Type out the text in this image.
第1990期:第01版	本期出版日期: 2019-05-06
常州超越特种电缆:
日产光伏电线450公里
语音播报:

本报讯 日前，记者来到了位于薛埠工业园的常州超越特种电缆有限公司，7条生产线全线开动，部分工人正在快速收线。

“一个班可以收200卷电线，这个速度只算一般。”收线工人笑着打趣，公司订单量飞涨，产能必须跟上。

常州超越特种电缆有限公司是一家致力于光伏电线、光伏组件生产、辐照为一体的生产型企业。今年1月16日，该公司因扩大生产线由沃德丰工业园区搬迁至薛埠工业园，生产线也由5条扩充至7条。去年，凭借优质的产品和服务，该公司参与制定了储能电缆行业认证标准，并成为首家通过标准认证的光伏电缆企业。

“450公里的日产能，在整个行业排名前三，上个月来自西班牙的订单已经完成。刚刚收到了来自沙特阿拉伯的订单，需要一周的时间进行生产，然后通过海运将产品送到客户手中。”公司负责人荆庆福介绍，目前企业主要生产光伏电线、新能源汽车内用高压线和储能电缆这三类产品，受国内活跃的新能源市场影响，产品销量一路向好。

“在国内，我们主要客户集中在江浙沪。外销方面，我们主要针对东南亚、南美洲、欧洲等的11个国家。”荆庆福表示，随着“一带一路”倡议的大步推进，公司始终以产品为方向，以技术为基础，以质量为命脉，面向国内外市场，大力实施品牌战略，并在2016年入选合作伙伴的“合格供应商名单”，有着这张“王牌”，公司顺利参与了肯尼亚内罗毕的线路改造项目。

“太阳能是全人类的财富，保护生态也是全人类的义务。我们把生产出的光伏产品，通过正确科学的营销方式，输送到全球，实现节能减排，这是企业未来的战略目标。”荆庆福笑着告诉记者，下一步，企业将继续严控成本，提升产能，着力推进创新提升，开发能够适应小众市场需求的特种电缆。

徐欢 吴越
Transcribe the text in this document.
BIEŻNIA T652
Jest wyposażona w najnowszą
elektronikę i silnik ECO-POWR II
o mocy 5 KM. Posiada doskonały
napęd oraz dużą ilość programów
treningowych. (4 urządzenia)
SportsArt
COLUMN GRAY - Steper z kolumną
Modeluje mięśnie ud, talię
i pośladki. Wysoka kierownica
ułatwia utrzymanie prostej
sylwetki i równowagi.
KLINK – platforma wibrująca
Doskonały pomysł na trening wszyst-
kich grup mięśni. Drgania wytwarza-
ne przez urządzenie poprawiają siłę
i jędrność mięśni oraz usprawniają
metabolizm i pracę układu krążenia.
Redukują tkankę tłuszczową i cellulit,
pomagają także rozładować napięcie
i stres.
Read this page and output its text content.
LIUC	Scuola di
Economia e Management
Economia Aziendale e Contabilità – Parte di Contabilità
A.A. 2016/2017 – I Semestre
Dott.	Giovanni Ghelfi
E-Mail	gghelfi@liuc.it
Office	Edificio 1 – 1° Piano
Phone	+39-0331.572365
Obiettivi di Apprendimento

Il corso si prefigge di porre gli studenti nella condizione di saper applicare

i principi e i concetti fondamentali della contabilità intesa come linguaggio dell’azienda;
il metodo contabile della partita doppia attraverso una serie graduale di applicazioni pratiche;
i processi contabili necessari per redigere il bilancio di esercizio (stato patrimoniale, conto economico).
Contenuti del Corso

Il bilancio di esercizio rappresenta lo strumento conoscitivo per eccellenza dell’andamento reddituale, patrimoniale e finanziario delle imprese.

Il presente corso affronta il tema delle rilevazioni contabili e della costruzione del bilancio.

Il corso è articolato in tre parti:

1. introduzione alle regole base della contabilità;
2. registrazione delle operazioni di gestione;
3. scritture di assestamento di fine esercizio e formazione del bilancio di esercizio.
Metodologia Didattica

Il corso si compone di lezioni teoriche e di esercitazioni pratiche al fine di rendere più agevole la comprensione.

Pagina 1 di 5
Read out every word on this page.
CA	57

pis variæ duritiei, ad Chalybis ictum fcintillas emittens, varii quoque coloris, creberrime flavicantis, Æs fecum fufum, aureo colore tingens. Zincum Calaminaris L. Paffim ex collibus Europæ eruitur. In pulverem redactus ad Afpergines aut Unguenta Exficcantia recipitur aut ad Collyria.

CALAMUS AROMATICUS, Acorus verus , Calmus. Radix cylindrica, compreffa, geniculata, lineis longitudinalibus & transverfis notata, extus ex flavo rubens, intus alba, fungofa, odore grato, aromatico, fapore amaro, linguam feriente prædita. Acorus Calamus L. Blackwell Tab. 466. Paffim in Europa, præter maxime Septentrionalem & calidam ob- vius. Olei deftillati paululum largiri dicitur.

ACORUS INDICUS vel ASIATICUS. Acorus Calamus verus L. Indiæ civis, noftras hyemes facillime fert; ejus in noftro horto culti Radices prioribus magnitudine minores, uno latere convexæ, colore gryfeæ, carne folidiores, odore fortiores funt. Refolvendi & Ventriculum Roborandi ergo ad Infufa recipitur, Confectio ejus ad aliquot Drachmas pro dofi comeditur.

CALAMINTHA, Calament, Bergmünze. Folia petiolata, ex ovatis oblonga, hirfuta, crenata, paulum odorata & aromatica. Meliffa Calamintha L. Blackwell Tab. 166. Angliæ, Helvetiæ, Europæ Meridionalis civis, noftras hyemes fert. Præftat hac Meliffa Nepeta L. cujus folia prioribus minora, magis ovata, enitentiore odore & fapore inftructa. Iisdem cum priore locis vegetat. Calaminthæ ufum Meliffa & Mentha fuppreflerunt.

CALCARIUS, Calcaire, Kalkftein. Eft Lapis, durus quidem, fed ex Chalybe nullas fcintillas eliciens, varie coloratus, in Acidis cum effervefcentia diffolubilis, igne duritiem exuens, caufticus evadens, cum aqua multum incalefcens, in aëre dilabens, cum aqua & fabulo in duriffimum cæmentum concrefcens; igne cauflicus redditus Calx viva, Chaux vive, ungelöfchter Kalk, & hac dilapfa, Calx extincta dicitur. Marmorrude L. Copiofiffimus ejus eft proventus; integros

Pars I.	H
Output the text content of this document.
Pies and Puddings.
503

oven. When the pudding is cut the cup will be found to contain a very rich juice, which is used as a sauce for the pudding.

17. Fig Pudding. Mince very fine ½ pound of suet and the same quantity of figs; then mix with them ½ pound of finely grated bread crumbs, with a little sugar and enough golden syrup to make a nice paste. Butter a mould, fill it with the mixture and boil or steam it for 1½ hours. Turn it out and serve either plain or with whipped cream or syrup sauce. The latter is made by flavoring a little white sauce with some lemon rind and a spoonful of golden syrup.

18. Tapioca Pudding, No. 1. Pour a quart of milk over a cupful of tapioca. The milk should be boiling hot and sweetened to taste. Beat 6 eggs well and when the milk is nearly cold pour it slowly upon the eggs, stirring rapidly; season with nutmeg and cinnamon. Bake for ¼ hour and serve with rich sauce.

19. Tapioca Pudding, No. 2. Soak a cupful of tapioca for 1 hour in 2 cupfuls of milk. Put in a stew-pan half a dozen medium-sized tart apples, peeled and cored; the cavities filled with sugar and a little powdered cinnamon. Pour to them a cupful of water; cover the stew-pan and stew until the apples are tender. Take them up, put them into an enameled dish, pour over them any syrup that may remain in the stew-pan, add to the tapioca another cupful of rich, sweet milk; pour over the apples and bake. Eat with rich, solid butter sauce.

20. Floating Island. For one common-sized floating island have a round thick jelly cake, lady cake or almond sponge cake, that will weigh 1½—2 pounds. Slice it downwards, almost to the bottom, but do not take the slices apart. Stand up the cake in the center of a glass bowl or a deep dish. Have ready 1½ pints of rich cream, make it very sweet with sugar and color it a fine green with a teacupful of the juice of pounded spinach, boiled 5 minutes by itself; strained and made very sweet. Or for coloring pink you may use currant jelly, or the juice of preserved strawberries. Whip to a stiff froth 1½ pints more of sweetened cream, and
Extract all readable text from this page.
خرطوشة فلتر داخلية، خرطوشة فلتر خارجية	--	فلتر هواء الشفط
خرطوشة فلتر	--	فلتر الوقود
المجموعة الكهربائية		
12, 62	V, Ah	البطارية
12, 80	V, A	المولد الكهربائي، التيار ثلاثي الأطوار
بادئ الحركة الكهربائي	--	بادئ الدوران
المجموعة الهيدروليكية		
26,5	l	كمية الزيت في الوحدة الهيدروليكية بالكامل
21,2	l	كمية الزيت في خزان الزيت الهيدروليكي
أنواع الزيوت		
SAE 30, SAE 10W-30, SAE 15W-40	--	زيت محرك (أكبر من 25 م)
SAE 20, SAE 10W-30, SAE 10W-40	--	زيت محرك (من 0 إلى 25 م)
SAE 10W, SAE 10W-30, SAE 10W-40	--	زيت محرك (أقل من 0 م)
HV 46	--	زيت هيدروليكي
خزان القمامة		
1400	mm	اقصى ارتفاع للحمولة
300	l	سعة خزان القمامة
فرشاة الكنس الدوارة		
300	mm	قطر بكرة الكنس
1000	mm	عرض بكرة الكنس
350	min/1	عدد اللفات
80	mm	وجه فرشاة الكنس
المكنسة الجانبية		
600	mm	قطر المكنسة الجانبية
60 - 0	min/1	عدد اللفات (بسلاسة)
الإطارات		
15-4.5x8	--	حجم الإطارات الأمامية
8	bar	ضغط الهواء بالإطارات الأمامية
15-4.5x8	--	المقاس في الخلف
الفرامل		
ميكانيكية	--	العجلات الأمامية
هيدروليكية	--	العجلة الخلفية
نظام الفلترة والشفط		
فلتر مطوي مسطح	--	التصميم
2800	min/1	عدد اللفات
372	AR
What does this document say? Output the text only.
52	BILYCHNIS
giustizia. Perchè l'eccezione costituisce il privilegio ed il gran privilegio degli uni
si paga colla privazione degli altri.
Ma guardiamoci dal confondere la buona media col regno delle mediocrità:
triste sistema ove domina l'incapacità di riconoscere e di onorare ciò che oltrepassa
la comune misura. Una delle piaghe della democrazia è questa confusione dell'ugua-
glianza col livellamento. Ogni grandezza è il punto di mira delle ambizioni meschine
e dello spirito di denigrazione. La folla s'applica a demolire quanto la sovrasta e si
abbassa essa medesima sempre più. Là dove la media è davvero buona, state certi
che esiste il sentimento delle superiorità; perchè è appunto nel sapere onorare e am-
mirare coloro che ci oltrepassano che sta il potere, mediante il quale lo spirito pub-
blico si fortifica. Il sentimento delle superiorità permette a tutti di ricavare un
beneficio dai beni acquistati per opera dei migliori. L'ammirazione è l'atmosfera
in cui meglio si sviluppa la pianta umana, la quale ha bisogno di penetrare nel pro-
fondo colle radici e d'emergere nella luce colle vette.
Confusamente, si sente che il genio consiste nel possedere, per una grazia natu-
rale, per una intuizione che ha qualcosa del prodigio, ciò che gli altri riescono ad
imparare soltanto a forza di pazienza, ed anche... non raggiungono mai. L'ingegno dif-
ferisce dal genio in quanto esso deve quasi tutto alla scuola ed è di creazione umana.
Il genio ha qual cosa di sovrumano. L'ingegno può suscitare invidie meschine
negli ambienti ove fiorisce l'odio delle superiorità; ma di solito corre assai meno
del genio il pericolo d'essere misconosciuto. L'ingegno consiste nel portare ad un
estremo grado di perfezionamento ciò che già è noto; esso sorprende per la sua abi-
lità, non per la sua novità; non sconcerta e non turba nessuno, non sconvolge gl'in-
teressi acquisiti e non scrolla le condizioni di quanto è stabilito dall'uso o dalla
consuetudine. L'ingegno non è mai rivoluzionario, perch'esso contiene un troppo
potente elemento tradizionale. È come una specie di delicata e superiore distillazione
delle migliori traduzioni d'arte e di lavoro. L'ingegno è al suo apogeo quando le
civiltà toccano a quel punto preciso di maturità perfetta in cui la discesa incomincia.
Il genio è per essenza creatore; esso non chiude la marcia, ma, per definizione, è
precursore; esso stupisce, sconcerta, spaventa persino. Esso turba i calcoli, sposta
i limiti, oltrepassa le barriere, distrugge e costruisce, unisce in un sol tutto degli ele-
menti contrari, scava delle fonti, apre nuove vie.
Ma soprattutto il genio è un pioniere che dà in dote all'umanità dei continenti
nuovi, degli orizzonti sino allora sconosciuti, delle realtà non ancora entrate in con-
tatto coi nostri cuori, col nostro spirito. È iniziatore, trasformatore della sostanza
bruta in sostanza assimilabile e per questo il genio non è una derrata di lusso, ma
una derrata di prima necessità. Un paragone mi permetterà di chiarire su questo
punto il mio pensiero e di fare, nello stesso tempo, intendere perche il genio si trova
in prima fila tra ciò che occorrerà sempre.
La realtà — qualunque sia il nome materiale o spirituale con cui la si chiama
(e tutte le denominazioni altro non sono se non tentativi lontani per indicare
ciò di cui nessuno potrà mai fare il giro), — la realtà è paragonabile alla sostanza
★ ★ ★ ★ ★
INSTRUCTIONS FOR THE TASK: Show the lines from the data above that contain the string "pratiche".

TASK ANSWER:
il metodo contabile della partita doppia attraverso una serie graduale di applicazioni pratiche;
Il corso si compone di lezioni teoriche e di esercitazioni pratiche al fine di rendere più agevole la comprensione.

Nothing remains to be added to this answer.